GIVEN INSTRUCTION —
Please edit the lines from the beginning through the line containing "- Text: STRNG ANGLE", changing "METER" to "GAUGE" wherever it occurs and leaving the rest unchanged. Give back only those lines.

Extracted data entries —
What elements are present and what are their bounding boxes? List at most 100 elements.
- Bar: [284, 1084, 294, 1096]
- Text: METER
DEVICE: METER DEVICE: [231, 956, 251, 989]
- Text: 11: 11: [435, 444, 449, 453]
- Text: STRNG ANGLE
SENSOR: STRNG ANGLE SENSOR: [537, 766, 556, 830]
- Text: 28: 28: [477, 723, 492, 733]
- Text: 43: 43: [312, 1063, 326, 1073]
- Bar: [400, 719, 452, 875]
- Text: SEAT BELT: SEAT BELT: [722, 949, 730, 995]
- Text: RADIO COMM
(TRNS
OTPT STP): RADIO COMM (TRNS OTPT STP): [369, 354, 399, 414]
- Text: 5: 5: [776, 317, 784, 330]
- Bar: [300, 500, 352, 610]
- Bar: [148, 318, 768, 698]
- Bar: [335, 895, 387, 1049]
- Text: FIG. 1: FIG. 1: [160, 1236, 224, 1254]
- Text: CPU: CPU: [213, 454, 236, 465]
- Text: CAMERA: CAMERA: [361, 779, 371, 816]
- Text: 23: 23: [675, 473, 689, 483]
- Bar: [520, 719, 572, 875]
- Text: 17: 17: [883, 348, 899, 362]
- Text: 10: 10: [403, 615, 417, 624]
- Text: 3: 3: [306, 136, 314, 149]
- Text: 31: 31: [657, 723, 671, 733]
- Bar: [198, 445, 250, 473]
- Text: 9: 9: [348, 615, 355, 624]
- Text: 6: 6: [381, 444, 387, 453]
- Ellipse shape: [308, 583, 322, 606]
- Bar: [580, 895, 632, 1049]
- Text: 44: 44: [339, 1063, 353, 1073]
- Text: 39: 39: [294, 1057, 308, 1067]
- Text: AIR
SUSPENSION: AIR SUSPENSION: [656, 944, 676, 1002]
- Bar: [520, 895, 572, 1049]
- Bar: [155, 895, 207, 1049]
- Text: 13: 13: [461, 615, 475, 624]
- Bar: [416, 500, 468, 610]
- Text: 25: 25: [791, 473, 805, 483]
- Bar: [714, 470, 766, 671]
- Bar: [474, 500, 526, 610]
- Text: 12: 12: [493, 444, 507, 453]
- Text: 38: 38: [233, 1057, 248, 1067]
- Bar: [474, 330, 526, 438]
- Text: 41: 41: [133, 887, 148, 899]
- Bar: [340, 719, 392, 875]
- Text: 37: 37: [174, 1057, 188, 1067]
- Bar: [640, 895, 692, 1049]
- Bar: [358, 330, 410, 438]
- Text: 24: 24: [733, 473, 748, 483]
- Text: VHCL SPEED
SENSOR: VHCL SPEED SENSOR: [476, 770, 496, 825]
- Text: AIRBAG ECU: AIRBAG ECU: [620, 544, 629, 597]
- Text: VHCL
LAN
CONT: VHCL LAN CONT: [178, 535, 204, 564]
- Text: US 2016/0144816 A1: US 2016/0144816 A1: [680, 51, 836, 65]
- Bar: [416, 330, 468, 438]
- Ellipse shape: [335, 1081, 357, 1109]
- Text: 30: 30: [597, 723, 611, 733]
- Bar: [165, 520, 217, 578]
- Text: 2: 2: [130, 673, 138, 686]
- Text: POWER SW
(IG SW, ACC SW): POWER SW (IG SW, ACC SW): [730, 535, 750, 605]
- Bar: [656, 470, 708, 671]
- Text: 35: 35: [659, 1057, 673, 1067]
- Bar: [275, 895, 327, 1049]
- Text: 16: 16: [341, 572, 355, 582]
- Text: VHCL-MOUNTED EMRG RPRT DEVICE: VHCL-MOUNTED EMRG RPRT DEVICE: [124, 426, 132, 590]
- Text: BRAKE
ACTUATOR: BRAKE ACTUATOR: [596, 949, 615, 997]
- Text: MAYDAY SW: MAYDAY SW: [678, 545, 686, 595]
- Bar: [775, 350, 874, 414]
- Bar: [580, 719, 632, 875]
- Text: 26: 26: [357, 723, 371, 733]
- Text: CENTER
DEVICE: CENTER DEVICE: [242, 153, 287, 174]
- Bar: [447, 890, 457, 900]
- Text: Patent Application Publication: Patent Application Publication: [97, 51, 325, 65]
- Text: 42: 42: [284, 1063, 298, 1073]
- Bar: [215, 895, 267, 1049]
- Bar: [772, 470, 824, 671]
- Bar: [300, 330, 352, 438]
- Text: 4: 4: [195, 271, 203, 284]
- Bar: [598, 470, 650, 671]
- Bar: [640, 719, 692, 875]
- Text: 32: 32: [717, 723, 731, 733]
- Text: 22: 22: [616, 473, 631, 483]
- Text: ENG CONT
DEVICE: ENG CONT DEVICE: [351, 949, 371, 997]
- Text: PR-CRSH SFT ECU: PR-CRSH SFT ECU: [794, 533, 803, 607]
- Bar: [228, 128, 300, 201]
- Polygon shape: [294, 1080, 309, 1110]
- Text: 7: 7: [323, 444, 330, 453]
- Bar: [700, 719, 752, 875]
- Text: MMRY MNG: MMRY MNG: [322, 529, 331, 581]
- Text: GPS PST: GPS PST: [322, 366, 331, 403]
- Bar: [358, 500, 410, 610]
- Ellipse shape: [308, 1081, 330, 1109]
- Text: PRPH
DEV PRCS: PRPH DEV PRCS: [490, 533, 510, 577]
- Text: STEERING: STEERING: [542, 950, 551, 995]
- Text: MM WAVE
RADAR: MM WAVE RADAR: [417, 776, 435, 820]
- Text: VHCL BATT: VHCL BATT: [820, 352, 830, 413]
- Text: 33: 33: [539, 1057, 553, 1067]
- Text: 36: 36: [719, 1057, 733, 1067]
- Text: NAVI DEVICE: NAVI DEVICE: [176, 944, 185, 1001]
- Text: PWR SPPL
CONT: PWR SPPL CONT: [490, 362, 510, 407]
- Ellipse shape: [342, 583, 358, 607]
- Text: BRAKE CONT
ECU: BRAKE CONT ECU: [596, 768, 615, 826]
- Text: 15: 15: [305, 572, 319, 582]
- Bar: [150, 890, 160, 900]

RESULT OF THIS TASK —
What elements are present and what are their bounding boxes? List at most 100 elements.
- Bar: [284, 1084, 294, 1096]
- Text: GAUGE
DEVICE: GAUGE DEVICE: [231, 956, 251, 989]
- Text: 11: 11: [435, 444, 449, 453]
- Text: STRNG ANGLE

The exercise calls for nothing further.